── Fragmento seleccionado ──

Por: Mercedes de Miguel

Ese artefacto de piedra que se suele colocar en el jardín de muchas casas es un invento
del demonio que el propietario termina por aborrecer visceralmente, en proporción
inversa al placer que causa a sus invitados.

Así es la triste realidad. El que tiene la ocurrencia de poner en una esquina, en lugar de
un inocente macizo de hortensias, una barbacoa, nunca vivirá lo suficiente para
arrepentirse.

El caso es que le da una pereza infinita estrenarla (¡con lo mona que está limpia!), y son
los amigos, generalmente, los que le azuzan: «¡A ver cuándo hacemos un churrasco,
chaval, que te va a criar telarañas!»).

Después de muchas largas, no le queda más remedio que organizar una velada —
supuestamente improvisada— en la que «todos se encargarán de todo». Pero, ay, el
maestro de ceremonias y el que a la postre tendrá que tiznarse la cara y los dedos de
hollín será el insensato dueño de la dichosa “barbecue”, a la que cantaba Giorgie Dan
con regocijo.

Mientras los amiguetes abren latas de cerveza y se lo pasan en grande, riéndose a
carcajadas (¡pero qué estupenda es la vida campestre!), el hombre de negro pelea con el
fuego como un homínido del Paleolítico, pese a gozar de elementos tan modernos como
un mechero o pastillas de petróleo. La Ley de Murphy dice en estos casos que «cuando
un fuego puede apagarse, se apaga». Conseguido el hecho inenarrable de mantener la
llama encendida más de dos minutos, ésta amenaza con volver a extinguirse. Sopla
como el lobo feroz en el cuento de Caperucita, pero nada. Desesperado ya (no hay que
olvidar que los invitados están hambrientos y ahora comienzan a prestarle algo de
atención, con impaciencia), se pierde en el interior de la casa para buscar el secador de
pelo, que enchufa y dirige con furor hacia las tímidas llamitas. El fuego se aviva de
forma milagrosa, soltando chispas que se dirigen peligrosamente hacia su cara. Se
aparta un poco y deja que crepite, admirándose a distancia de su victoria. Por fin parece
que la cosa va bien. Va en busca de piñas y palitos secos (solo, siempre solo en esta
tarea) para colocar sobre el carbón, no vaya a ser que la falta de alimento lo merme de
nuevo. Los colegas le dan palmadas en la espalda, y alguno le tiende magnánimamente
una cerveza. Se sienta, aparentando estar relajado, aunque mirando por el rabillo del ojo
la evolución del fuego y, por supuesto, sin prestar la más mínima atención a las
conversaciones y risotadas que se producen a su alrededor.

───
── Información proporcionada ──

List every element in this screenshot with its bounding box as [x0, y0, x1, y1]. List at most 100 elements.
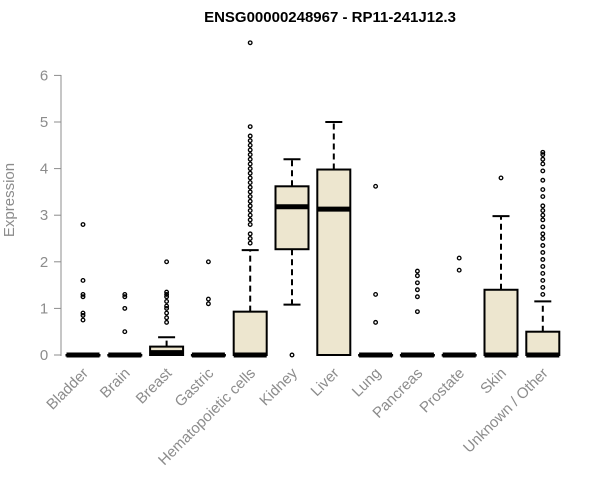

───

▶ **Desafíos**
1 – Enumere todas las frases que el artículo sobre la barbacoa cita entre comillas angulares (« »).
2 – Prosiga el artículo sobre la barbacoa a partir de su última oración.

▶ **Tareas resueltas**
1 –
- «¡A ver cuándo hacemos un churrasco, chaval, que te va a criar telarañas!»
- «todos se encargarán de todo»
- «cuando un fuego puede apagarse, se apaga»

2 –
Cuando ¡por fin! se van formando las deseables brasas que harán posible cocinar algo
decente sobre la parrilla, empieza a colocar el churrasco, las sardinas, los muslos de
pollo o lo que quiera que sea. Ahora sí que respira aliviado. Su cometido ha terminado.
Disfruta la segunda birra con verdadera delectación. Ni siquiera es consciente de que
tiene las uñas como si hubiera estado escarbando en el suelo buscando trufas. Y ya están
otra vez las puñeteras llamas amagando un apagón, con todo a medio brasear y, por lo
tanto, crudo.

No puede más. Se levanta con gesto dramático («No me acompañéis, puedo yo solo con
esto») y vuelve con una parrilla eléctrica. Quita de la jodida barbacoa el churrasco, las
sardinas, los muslos de pollo y todo lo demás, y los va colocando parsimoniosamente
sobre ella. Por algo la invención de la electricidad fue posterior a la del fuego.

La fiesta ha sido un éxito, y el hombre de negro aguanta las felicitaciones forzando la
sonrisa cuando se despiden los invitados varias horas después, borrachos como cubas y
con la panza llena.

Todavía tiene pesadillas de vez en cuando con esa última frase que escuchó: «Ha estado
genial. Ya estoy esperando la próxima barbacoa».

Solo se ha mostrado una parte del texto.